**Data supplied:**

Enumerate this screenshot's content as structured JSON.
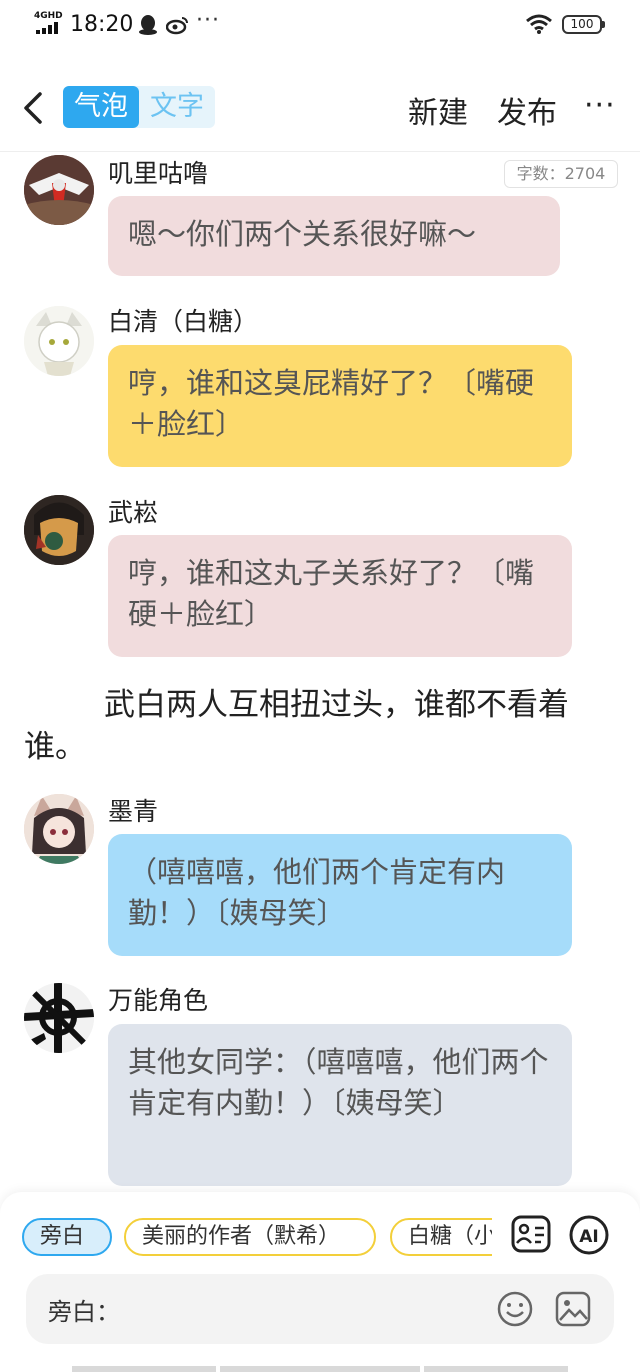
{
  "status_bar": {
    "network": "4GHD",
    "time": "18:20",
    "more": "···",
    "battery": "100"
  },
  "header": {
    "tabs": [
      "气泡",
      "文字"
    ],
    "new_label": "新建",
    "publish_label": "发布",
    "more_label": "···"
  },
  "word_count": "字数：2704",
  "messages": [
    {
      "name": "叽里咕噜",
      "text": "嗯～你们两个关系很好嘛～",
      "bubble_color": "#f1dcdd"
    },
    {
      "name": "白清（白糖）",
      "text": "哼，谁和这臭屁精好了？〔嘴硬＋脸红〕",
      "bubble_color": "#fddb6e"
    },
    {
      "name": "武崧",
      "text": "哼，谁和这丸子关系好了？〔嘴硬＋脸红〕",
      "bubble_color": "#f1dcdd"
    },
    {
      "name": "墨青",
      "text": "（嘻嘻嘻，他们两个肯定有内勤！）〔姨母笑〕",
      "bubble_color": "#a6dcfa"
    },
    {
      "name": "万能角色",
      "text": "其他女同学：（嘻嘻嘻，他们两个肯定有内勤！）〔姨母笑〕",
      "bubble_color": "#dfe4ec"
    }
  ],
  "narration": "武白两人互相扭过头，谁都不看着谁。",
  "bottom_panel": {
    "chips": [
      "旁白",
      "美丽的作者（默希）",
      "白糖（小"
    ],
    "input_label": "旁白：",
    "input_value": ""
  }
}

**Required task:**
Give an exact reproduction of every line, leaving out any picture.

**Final result:**
Enumerate this screenshot's content as structured JSON.
{
  "status_bar": {
    "network": "4GHD",
    "time": "18:20",
    "more": "···",
    "battery": "100"
  },
  "header": {
    "tabs": [
      "气泡",
      "文字"
    ],
    "new_label": "新建",
    "publish_label": "发布",
    "more_label": "···"
  },
  "word_count": "字数：2704",
  "messages": [
    {
      "name": "叽里咕噜",
      "text": "嗯～你们两个关系很好嘛～",
      "bubble_color": "#f1dcdd"
    },
    {
      "name": "白清（白糖）",
      "text": "哼，谁和这臭屁精好了？〔嘴硬＋脸红〕",
      "bubble_color": "#fddb6e"
    },
    {
      "name": "武崧",
      "text": "哼，谁和这丸子关系好了？〔嘴硬＋脸红〕",
      "bubble_color": "#f1dcdd"
    },
    {
      "name": "墨青",
      "text": "（嘻嘻嘻，他们两个肯定有内勤！）〔姨母笑〕",
      "bubble_color": "#a6dcfa"
    },
    {
      "name": "万能角色",
      "text": "其他女同学：（嘻嘻嘻，他们两个肯定有内勤！）〔姨母笑〕",
      "bubble_color": "#dfe4ec"
    }
  ],
  "narration": "武白两人互相扭过头，谁都不看着谁。",
  "bottom_panel": {
    "chips": [
      "旁白",
      "美丽的作者（默希）",
      "白糖（小"
    ],
    "input_label": "旁白：",
    "input_value": ""
  }
}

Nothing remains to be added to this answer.